%%
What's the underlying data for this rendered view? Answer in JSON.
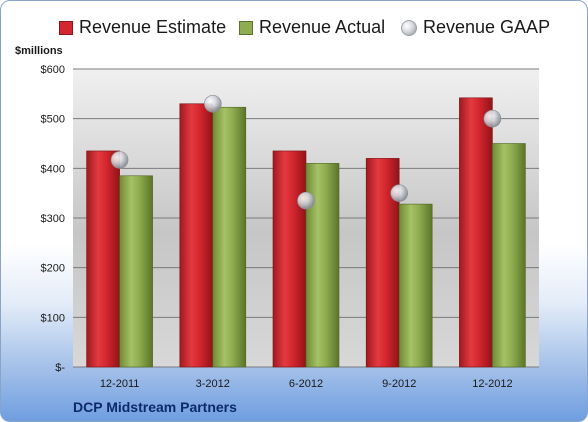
{
  "company_label": "DCP Midstream Partners",
  "unit_label": "$millions",
  "legend": [
    {
      "label": "Revenue Estimate",
      "marker": "red-square"
    },
    {
      "label": "Revenue Actual",
      "marker": "green-square"
    },
    {
      "label": "Revenue GAAP",
      "marker": "gray-sphere"
    }
  ],
  "colors": {
    "estimate": "#d4262e",
    "actual": "#8fac4f",
    "gaap": "#c8cad0"
  },
  "chart_data": {
    "type": "bar",
    "categories": [
      "12-2011",
      "3-2012",
      "6-2012",
      "9-2012",
      "12-2012"
    ],
    "series": [
      {
        "name": "Revenue Estimate",
        "values": [
          435,
          530,
          435,
          420,
          542
        ]
      },
      {
        "name": "Revenue Actual",
        "values": [
          385,
          523,
          410,
          328,
          450
        ]
      },
      {
        "name": "Revenue GAAP",
        "values": [
          417,
          530,
          335,
          350,
          500
        ],
        "style": "marker"
      }
    ],
    "yticks": [
      0,
      100,
      200,
      300,
      400,
      500,
      600
    ],
    "ytick_labels": [
      "$-",
      "$100",
      "$200",
      "$300",
      "$400",
      "$500",
      "$600"
    ],
    "ylim": [
      0,
      600
    ],
    "grid": true,
    "legend_position": "top"
  }
}
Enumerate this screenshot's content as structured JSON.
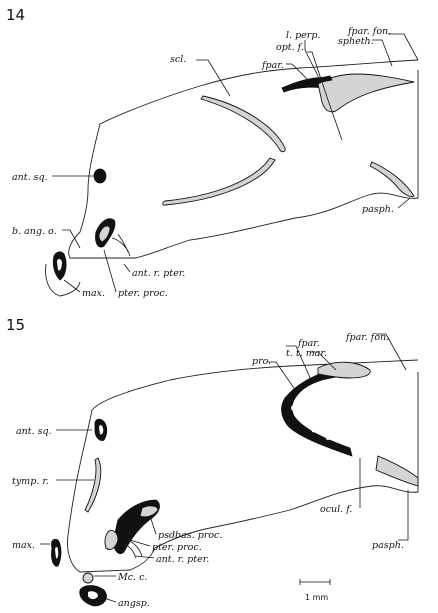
{
  "figure14": {
    "number": "14",
    "labels": {
      "l_perp": "l. perp.",
      "opt_f": "opt. f.",
      "spheth": "spheth.",
      "fpar_fon": "fpar. fon.",
      "scl": "scl.",
      "fpar": "fpar.",
      "ant_sq": "ant. sq.",
      "pasph": "pasph.",
      "b_ang_o": "b. ang. o.",
      "ant_r_pter": "ant. r. pter.",
      "max": "max.",
      "pter_proc": "pter. proc."
    }
  },
  "figure15": {
    "number": "15",
    "labels": {
      "fpar_fon": "fpar. fon.",
      "t_t_mar": "t. t. mar.",
      "pro": "pro.",
      "fpar": "fpar.",
      "ant_sq": "ant. sq.",
      "tymp_r": "tymp. r.",
      "ocul_f": "ocul. f.",
      "max": "max.",
      "psdbas_proc": "psdbas. proc.",
      "pter_proc": "pter. proc.",
      "ant_r_pter": "ant. r. pter.",
      "pasph": "pasph.",
      "mc_c": "Mc. c.",
      "angsp": "angsp."
    }
  },
  "scale_bar": {
    "label": "1 mm"
  },
  "colors": {
    "ink": "#111111",
    "stipple": "#d4d4d4",
    "paper": "#ffffff"
  }
}
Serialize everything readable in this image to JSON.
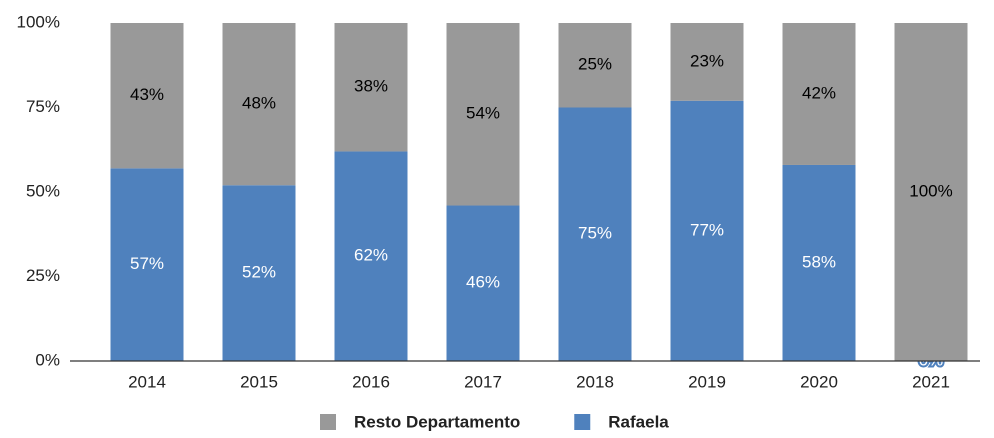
{
  "chart_data": {
    "type": "stacked_bar_100",
    "categories": [
      "2014",
      "2015",
      "2016",
      "2017",
      "2018",
      "2019",
      "2020",
      "2021"
    ],
    "series": [
      {
        "name": "Resto Departamento",
        "color": "#999999",
        "label_color": "#000000",
        "values": [
          43,
          48,
          38,
          54,
          25,
          23,
          42,
          100
        ],
        "value_labels": [
          "43%",
          "48%",
          "38%",
          "54%",
          "25%",
          "23%",
          "42%",
          "100%"
        ]
      },
      {
        "name": "Rafaela",
        "color": "#4f81bd",
        "label_color": "#ffffff",
        "values": [
          57,
          52,
          62,
          46,
          75,
          77,
          58,
          0
        ],
        "value_labels": [
          "57%",
          "52%",
          "62%",
          "46%",
          "75%",
          "77%",
          "58%",
          "0%"
        ]
      }
    ],
    "ylim": [
      0,
      100
    ],
    "yticks": [
      {
        "value": 0,
        "label": "0%"
      },
      {
        "value": 25,
        "label": "25%"
      },
      {
        "value": 50,
        "label": "50%"
      },
      {
        "value": 75,
        "label": "75%"
      },
      {
        "value": 100,
        "label": "100%"
      }
    ],
    "grid": false,
    "legend": "bottom"
  }
}
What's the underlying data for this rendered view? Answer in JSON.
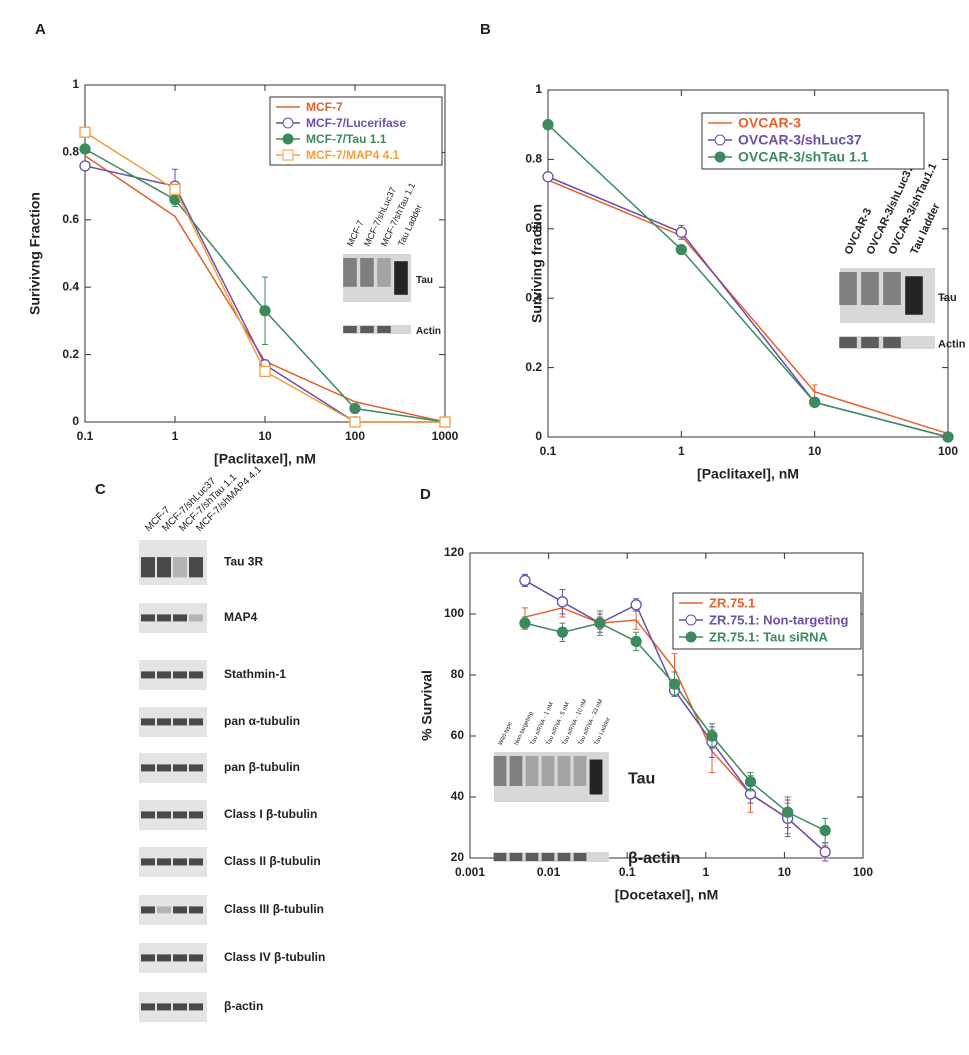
{
  "chart_data": [
    {
      "type": "line",
      "panel": "A",
      "xlabel": "[Paclitaxel], nM",
      "ylabel": "Surivivng Fraction",
      "xscale": "log",
      "xlim": [
        0.1,
        1000
      ],
      "xticks": [
        0.1,
        1,
        10,
        100,
        1000
      ],
      "ylim": [
        0,
        1
      ],
      "yticks": [
        0,
        0.2,
        0.4,
        0.6,
        0.8,
        1
      ],
      "legend": "upper right",
      "x": [
        0.1,
        1,
        10,
        100,
        1000
      ],
      "series": [
        {
          "name": "MCF-7",
          "color": "#e0622a",
          "marker": "none",
          "values": [
            0.79,
            0.61,
            0.18,
            0.06,
            0
          ],
          "errors": [
            null,
            null,
            null,
            null,
            null
          ]
        },
        {
          "name": "MCF-7/Lucerifase",
          "color": "#6a4fa8",
          "marker": "circle-open",
          "values": [
            0.76,
            0.7,
            0.17,
            0,
            0
          ],
          "errors": [
            null,
            0.05,
            null,
            null,
            null
          ]
        },
        {
          "name": "MCF-7/Tau 1.1",
          "color": "#3d8a5f",
          "marker": "circle",
          "values": [
            0.81,
            0.66,
            0.33,
            0.04,
            0
          ],
          "errors": [
            null,
            0.02,
            0.1,
            null,
            null
          ]
        },
        {
          "name": "MCF-7/MAP4 4.1",
          "color": "#f0a040",
          "marker": "square-open",
          "values": [
            0.86,
            0.69,
            0.15,
            0,
            0
          ],
          "errors": [
            null,
            null,
            null,
            null,
            null
          ]
        }
      ],
      "inset": {
        "lanes": [
          "MCF-7",
          "MCF-7/shLuc37",
          "MCF-7/shTau 1.1",
          "Tau Ladder"
        ],
        "bands": [
          "Tau",
          "Actin"
        ]
      }
    },
    {
      "type": "line",
      "panel": "B",
      "xlabel": "[Paclitaxel], nM",
      "ylabel": "Surviving fraction",
      "xscale": "log",
      "xlim": [
        0.1,
        100
      ],
      "xticks": [
        0.1,
        1,
        10,
        100
      ],
      "ylim": [
        0,
        1
      ],
      "yticks": [
        0,
        0.2,
        0.4,
        0.6,
        0.8,
        1
      ],
      "legend": "upper right",
      "x": [
        0.1,
        1,
        10,
        100
      ],
      "series": [
        {
          "name": "OVCAR-3",
          "color": "#e8602a",
          "marker": "none",
          "values": [
            0.74,
            0.58,
            0.13,
            0.01
          ],
          "errors": [
            null,
            null,
            0.02,
            null
          ]
        },
        {
          "name": "OVCAR-3/shLuc37",
          "color": "#6a4fa8",
          "marker": "circle-open",
          "values": [
            0.75,
            0.59,
            0.1,
            0
          ],
          "errors": [
            null,
            0.02,
            null,
            null
          ]
        },
        {
          "name": "OVCAR-3/shTau 1.1",
          "color": "#3d8a5f",
          "marker": "circle",
          "values": [
            0.9,
            0.54,
            0.1,
            0
          ],
          "errors": [
            null,
            null,
            null,
            null
          ]
        }
      ],
      "inset": {
        "lanes": [
          "OVCAR-3",
          "OVCAR-3/shLuc37",
          "OVCAR-3/shTau1.1",
          "Tau ladder"
        ],
        "bands": [
          "Tau",
          "Actin"
        ]
      }
    },
    {
      "type": "line",
      "panel": "D",
      "xlabel": "[Docetaxel], nM",
      "ylabel": "% Survival",
      "xscale": "log",
      "xlim": [
        0.001,
        100
      ],
      "xticks": [
        0.001,
        0.01,
        0.1,
        1,
        10,
        100
      ],
      "ylim": [
        20,
        120
      ],
      "yticks": [
        20,
        40,
        60,
        80,
        100,
        120
      ],
      "legend": "upper right",
      "x": [
        0.005,
        0.015,
        0.045,
        0.13,
        0.4,
        1.2,
        3.7,
        11,
        33
      ],
      "series": [
        {
          "name": "ZR.75.1",
          "color": "#e8602a",
          "marker": "none",
          "values": [
            99,
            102,
            97,
            98,
            82,
            55,
            41,
            33,
            22
          ],
          "errors": [
            3,
            3,
            2,
            3,
            5,
            7,
            6,
            5,
            2
          ]
        },
        {
          "name": "ZR.75.1: Non-targeting",
          "color": "#6a4fa8",
          "marker": "circle-open",
          "values": [
            111,
            104,
            97,
            103,
            75,
            58,
            41,
            33,
            22
          ],
          "errors": [
            2,
            4,
            3,
            2,
            2,
            5,
            3,
            6,
            3
          ]
        },
        {
          "name": "ZR.75.1: Tau siRNA",
          "color": "#3d8a5f",
          "marker": "circle",
          "values": [
            97,
            94,
            97,
            91,
            77,
            60,
            45,
            35,
            29
          ],
          "errors": [
            2,
            3,
            4,
            3,
            4,
            4,
            3,
            5,
            4
          ]
        }
      ],
      "inset": {
        "lanes": [
          "Wild-type",
          "Non-targeting",
          "Tau siRNA - 1 nM",
          "Tau siRNA - 5 nM",
          "Tau siRNA - 10 nM",
          "Tau siRNA - 33 nM",
          "Tau Ladder"
        ],
        "bands": [
          "Tau",
          "β-actin"
        ]
      }
    }
  ],
  "panel_c": {
    "label": "C",
    "lanes": [
      "MCF-7",
      "MCF-7/shLuc37",
      "MCF-7/shTau 1.1",
      "MCF-7/shMAP4 4.1"
    ],
    "rows": [
      "Tau 3R",
      "MAP4",
      "Stathmin-1",
      "pan α-tubulin",
      "pan β-tubulin",
      "Class I β-tubulin",
      "Class II β-tubulin",
      "Class III β-tubulin",
      "Class IV β-tubulin",
      "β-actin"
    ]
  }
}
%%
● Challenge: Working from the listing above, pick out every line that has "this" and copy it.

● Problem solution:
What's the underlying data for this rendered view? Answer in JSON.
Enumerate this screenshot's content as structured JSON.
Serialize everything readable in this image to JSON.
What's the underlying data for this rendered view? Answer in JSON.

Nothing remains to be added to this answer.